#### WORKING DATA

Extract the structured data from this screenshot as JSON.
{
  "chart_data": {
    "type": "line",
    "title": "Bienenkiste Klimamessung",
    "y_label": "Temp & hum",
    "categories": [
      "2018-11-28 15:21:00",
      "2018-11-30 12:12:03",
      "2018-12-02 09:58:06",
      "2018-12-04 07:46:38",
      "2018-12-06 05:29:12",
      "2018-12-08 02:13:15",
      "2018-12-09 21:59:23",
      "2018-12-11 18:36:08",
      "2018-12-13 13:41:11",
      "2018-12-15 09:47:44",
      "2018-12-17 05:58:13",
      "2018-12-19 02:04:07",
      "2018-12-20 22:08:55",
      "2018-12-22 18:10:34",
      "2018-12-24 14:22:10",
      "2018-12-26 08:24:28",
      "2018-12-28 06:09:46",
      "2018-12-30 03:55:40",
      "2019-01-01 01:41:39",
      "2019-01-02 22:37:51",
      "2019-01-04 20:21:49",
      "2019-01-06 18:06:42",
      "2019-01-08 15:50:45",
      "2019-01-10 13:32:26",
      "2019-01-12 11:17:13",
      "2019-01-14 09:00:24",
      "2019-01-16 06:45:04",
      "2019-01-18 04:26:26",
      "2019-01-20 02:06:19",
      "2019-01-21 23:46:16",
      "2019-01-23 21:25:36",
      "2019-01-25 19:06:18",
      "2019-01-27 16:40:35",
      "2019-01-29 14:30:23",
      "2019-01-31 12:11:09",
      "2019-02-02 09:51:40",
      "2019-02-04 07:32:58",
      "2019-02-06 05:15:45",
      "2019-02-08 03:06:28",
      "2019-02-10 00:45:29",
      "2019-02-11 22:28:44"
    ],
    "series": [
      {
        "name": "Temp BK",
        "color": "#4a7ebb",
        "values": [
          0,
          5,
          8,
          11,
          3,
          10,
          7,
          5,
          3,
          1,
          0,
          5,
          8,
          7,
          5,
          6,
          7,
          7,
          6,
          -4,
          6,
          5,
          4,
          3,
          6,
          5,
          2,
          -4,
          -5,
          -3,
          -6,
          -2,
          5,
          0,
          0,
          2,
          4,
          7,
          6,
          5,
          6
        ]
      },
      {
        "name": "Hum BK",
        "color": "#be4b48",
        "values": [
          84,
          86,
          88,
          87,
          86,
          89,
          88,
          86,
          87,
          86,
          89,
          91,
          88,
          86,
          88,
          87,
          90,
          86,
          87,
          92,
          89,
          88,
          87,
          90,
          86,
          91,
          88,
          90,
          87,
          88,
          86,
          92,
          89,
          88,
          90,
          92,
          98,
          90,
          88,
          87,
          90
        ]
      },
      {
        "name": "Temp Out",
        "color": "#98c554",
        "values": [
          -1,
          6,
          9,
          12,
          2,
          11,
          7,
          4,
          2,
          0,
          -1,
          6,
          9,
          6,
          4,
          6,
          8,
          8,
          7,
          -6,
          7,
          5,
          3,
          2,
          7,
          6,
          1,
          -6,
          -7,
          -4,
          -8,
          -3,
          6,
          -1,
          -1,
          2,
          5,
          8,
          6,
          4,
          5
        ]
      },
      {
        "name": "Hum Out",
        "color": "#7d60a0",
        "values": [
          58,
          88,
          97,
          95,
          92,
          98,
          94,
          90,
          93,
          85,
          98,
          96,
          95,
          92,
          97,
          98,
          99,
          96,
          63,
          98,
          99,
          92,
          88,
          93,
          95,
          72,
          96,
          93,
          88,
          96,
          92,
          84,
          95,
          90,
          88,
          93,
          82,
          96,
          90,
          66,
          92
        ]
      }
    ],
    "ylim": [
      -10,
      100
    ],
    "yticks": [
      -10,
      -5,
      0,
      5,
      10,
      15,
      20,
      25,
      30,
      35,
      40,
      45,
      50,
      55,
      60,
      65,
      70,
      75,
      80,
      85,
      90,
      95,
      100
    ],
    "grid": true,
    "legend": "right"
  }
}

########

* _YOUR TASK_
Whichever lines contain the string "name", select and copy them.

* _EXERCISE RESPONSE_
        "name": "Temp BK",
        "name": "Hum BK",
        "name": "Temp Out",
        "name": "Hum Out",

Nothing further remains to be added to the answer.